What is expected: Return all lines where the word "mass" can be found.

"""

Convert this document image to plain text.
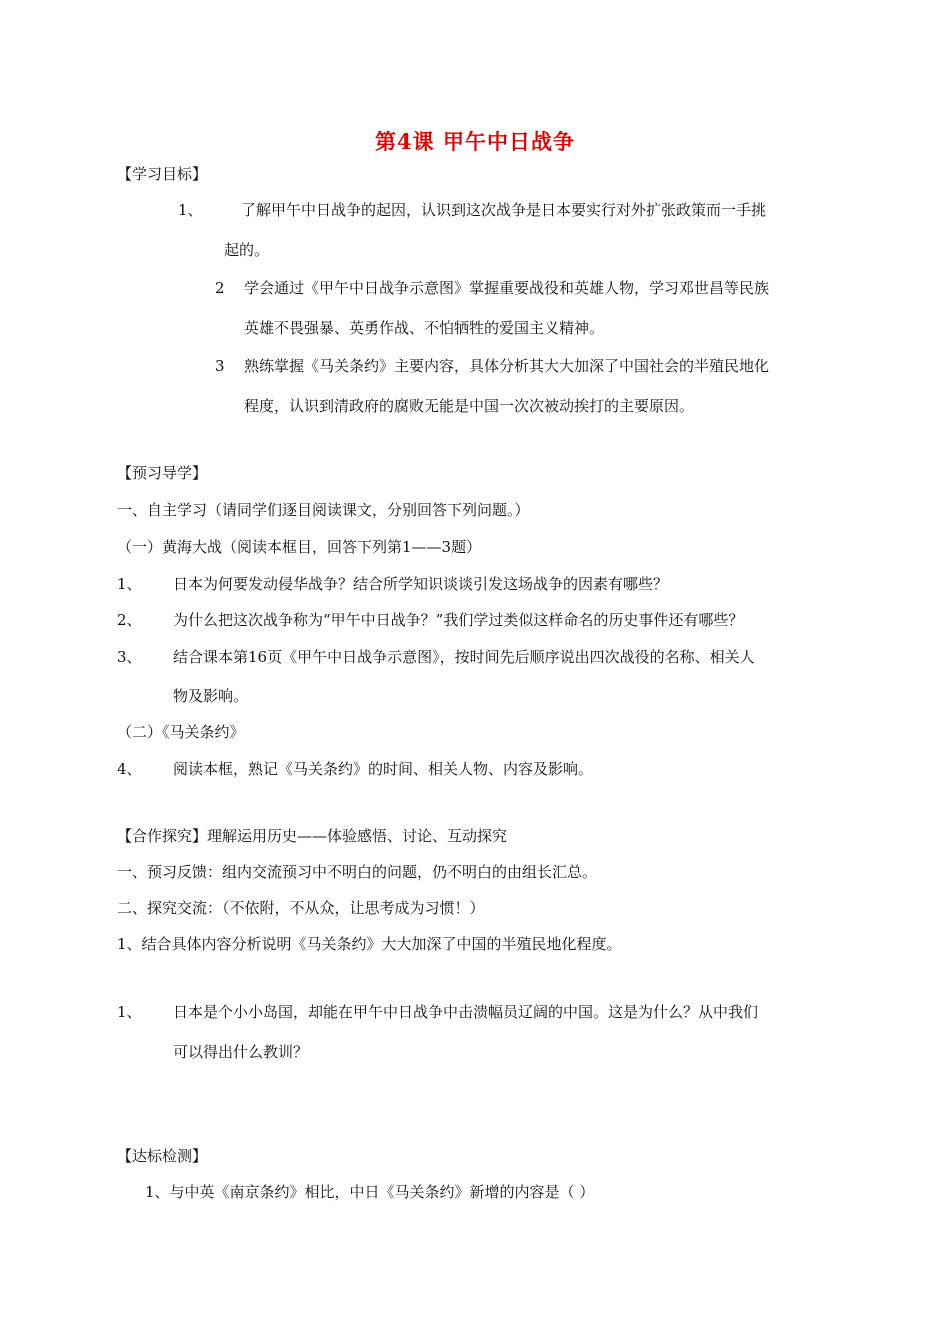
第4课 甲午中日战争
【学习目标】
1、	了解甲午中日战争的起因，认识到这次战争是日本要实行对外扩张政策而一手挑
起的。
2 学会通过《甲午中日战争示意图》掌握重要战役和英雄人物，学习邓世昌等民族
英雄不畏强暴、英勇作战、不怕牺牲的爱国主义精神。
3 熟练掌握《马关条约》主要内容，具体分析其大大加深了中国社会的半殖民地化
程度，认识到清政府的腐败无能是中国一次次被动挨打的主要原因。
【预习导学】
一、自主学习（请同学们逐目阅读课文，分别回答下列问题。）
（一）黄海大战（阅读本框目，回答下列第1——3题）
1、 日本为何要发动侵华战争？结合所学知识谈谈引发这场战争的因素有哪些？
2、 为什么把这次战争称为“甲午中日战争？”我们学过类似这样命名的历史事件还有哪些？
3、 结合课本第16页《甲午中日战争示意图》，按时间先后顺序说出四次战役的名称、相关人
物及影响。
（二）《马关条约》
4、 阅读本框，熟记《马关条约》的时间、相关人物、内容及影响。
【合作探究】理解运用历史——体验感悟、讨论、互动探究
一、预习反馈：组内交流预习中不明白的问题，仍不明白的由组长汇总。
二、探究交流：（不依附，不从众，让思考成为习惯！）
1、结合具体内容分析说明《马关条约》大大加深了中国的半殖民地化程度。
1、 日本是个小小岛国，却能在甲午中日战争中击溃幅员辽阔的中国。这是为什么？从中我们
可以得出什么教训？
【达标检测】
1、与中英《南京条约》相比，中日《马关条约》新增的内容是（ ）
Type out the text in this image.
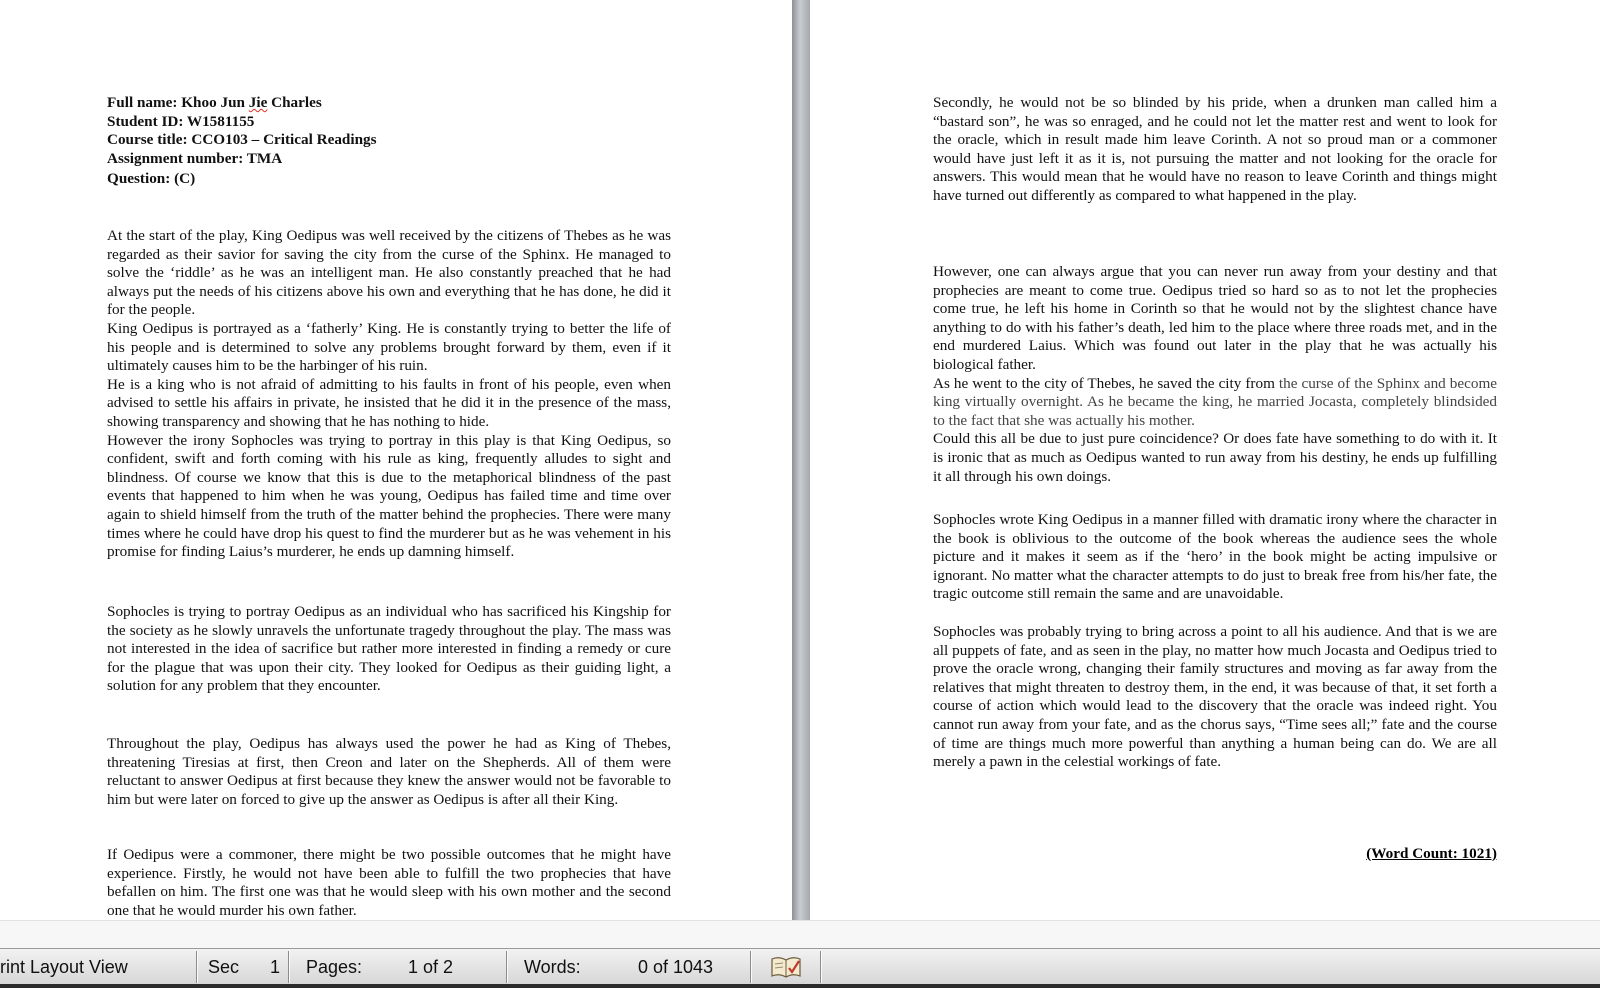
Full name: Khoo Jun Jie Charles
Student ID: W1581155
Course title: CCO103 – Critical Readings
Assignment number: TMA
Question: (C)

At the start of the play, King Oedipus was well received by the citizens of Thebes as he was regarded as their savior for saving the city from the curse of the Sphinx. He managed to solve the ‘riddle’ as he was an intelligent man. He also constantly preached that he had always put the needs of his citizens above his own and everything that he has done, he did it for the people.

King Oedipus is portrayed as a ‘fatherly’ King. He is constantly trying to better the life of his people and is determined to solve any problems brought forward by them, even if it ultimately causes him to be the harbinger of his ruin.

He is a king who is not afraid of admitting to his faults in front of his people, even when advised to settle his affairs in private, he insisted that he did it in the presence of the mass, showing transparency and showing that he has nothing to hide.

However the irony Sophocles was trying to portray in this play is that King Oedipus, so confident, swift and forth coming with his rule as king, frequently alludes to sight and blindness. Of course we know that this is due to the metaphorical blindness of the past events that happened to him when he was young, Oedipus has failed time and time over again to shield himself from the truth of the matter behind the prophecies. There were many times where he could have drop his quest to find the murderer but as he was vehement in his promise for finding Laius’s murderer, he ends up damning himself.

Sophocles is trying to portray Oedipus as an individual who has sacrificed his Kingship for the society as he slowly unravels the unfortunate tragedy throughout the play. The mass was not interested in the idea of sacrifice but rather more interested in finding a remedy or cure for the plague that was upon their city. They looked for Oedipus as their guiding light, a solution for any problem that they encounter.

Throughout the play, Oedipus has always used the power he had as King of Thebes, threatening Tiresias at first, then Creon and later on the Shepherds. All of them were reluctant to answer Oedipus at first because they knew the answer would not be favorable to him but were later on forced to give up the answer as Oedipus is after all their King.

If Oedipus were a commoner, there might be two possible outcomes that he might have experience. Firstly, he would not have been able to fulfill the two prophecies that have befallen on him. The first one was that he would sleep with his own mother and the second one that he would murder his own father.

Secondly, he would not be so blinded by his pride, when a drunken man called him a “bastard son”, he was so enraged, and he could not let the matter rest and went to look for the oracle, which in result made him leave Corinth. A not so proud man or a commoner would have just left it as it is, not pursuing the matter and not looking for the oracle for answers. This would mean that he would have no reason to leave Corinth and things might have turned out differently as compared to what happened in the play.

However, one can always argue that you can never run away from your destiny and that prophecies are meant to come true. Oedipus tried so hard so as to not let the prophecies come true, he left his home in Corinth so that he would not by the slightest chance have anything to do with his father’s death, led him to the place where three roads met, and in the end murdered Laius. Which was found out later in the play that he was actually his biological father.

As he went to the city of Thebes, he saved the city from the curse of the Sphinx and become king virtually overnight. As he became the king, he married Jocasta, completely blindsided to the fact that she was actually his mother.

Could this all be due to just pure coincidence? Or does fate have something to do with it. It is ironic that as much as Oedipus wanted to run away from his destiny, he ends up fulfilling it all through his own doings.

Sophocles wrote King Oedipus in a manner filled with dramatic irony where the character in the book is oblivious to the outcome of the book whereas the audience sees the whole picture and it makes it seem as if the ‘hero’ in the book might be acting impulsive or ignorant. No matter what the character attempts to do just to break free from his/her fate, the tragic outcome still remain the same and are unavoidable.

Sophocles was probably trying to bring across a point to all his audience. And that is we are all puppets of fate, and as seen in the play, no matter how much Jocasta and Oedipus tried to prove the oracle wrong, changing their family structures and moving as far away from the relatives that might threaten to destroy them, in the end, it was because of that, it set forth a course of action which would lead to the discovery that the oracle was indeed right. You cannot run away from your fate, and as the chorus says, “Time sees all;” fate and the course of time are things much more powerful than anything a human being can do. We are all merely a pawn in the celestial workings of fate.

(Word Count: 1021)
rint Layout View	Sec 1 Pages:	1 of 2	Words:	0 of 1043
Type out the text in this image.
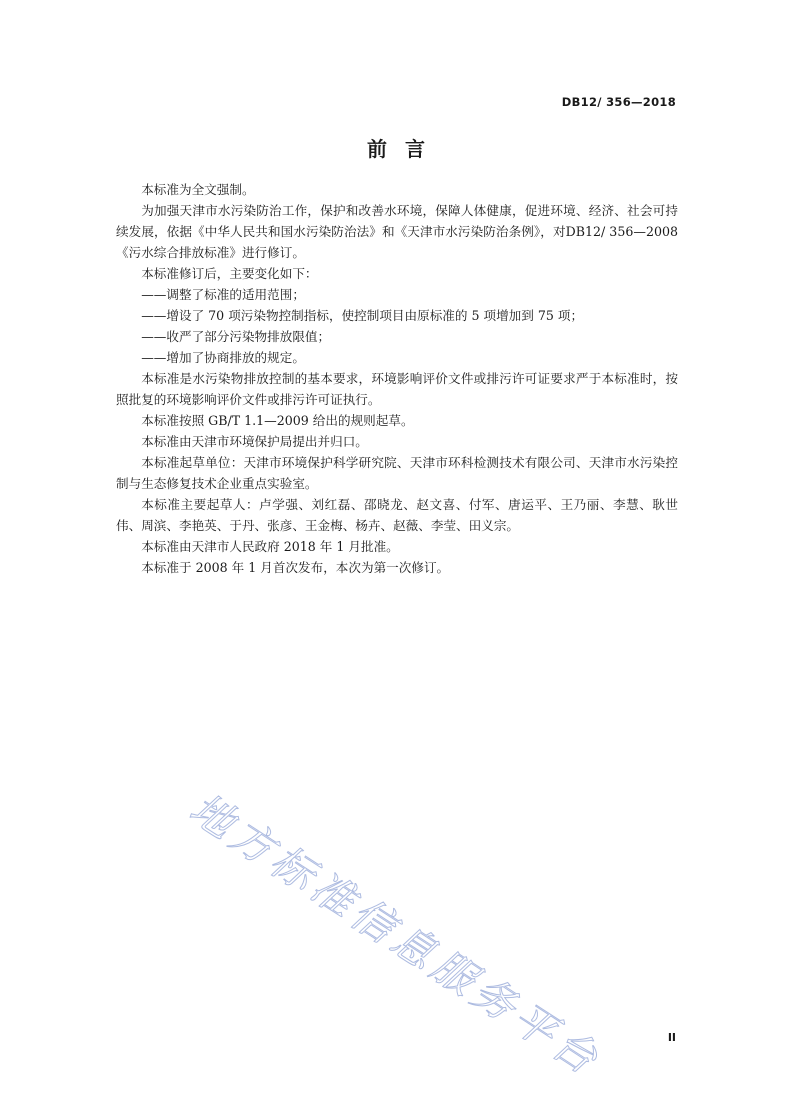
DB12/ 356—2018
前言

本标准为全文强制。

为加强天津市水污染防治工作，保护和改善水环境，保障人体健康，促进环境、经济、社会可持续发展，依据《中华人民共和国水污染防治法》和《天津市水污染防治条例》，对DB12/ 356—2008《污水综合排放标准》进行修订。

本标准修订后，主要变化如下：

——调整了标准的适用范围；

——增设了 70 项污染物控制指标，使控制项目由原标准的 5 项增加到 75 项；

——收严了部分污染物排放限值；

——增加了协商排放的规定。

本标准是水污染物排放控制的基本要求，环境影响评价文件或排污许可证要求严于本标准时，按照批复的环境影响评价文件或排污许可证执行。

本标准按照 GB/T 1.1—2009 给出的规则起草。

本标准由天津市环境保护局提出并归口。

本标准起草单位：天津市环境保护科学研究院、天津市环科检测技术有限公司、天津市水污染控制与生态修复技术企业重点实验室。

本标准主要起草人：卢学强、刘红磊、邵晓龙、赵文喜、付军、唐运平、王乃丽、李慧、耿世伟、周滨、李艳英、于丹、张彦、王金梅、杨卉、赵薇、李莹、田义宗。

本标准由天津市人民政府 2018 年 1 月批准。

本标准于 2008 年 1 月首次发布，本次为第一次修订。

地方标准信息服务平台	II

"""

Answer to the exercise:
He is a king who is not afraid of admitting to his faults in front of his people, even when advised to settle his affairs in private, he insisted that he did it in the presence of the mass, showing transparency and showing that he has nothing to hide.
Sophocles is trying to portray Oedipus as an individual who has sacrificed his Kingship for the society as he slowly unravels the unfortunate tragedy throughout the play. The mass was not interested in the idea of sacrifice but rather more interested in finding a remedy or cure for the plague that was upon their city. They looked for Oedipus as their guiding light, a solution for any problem that they encounter.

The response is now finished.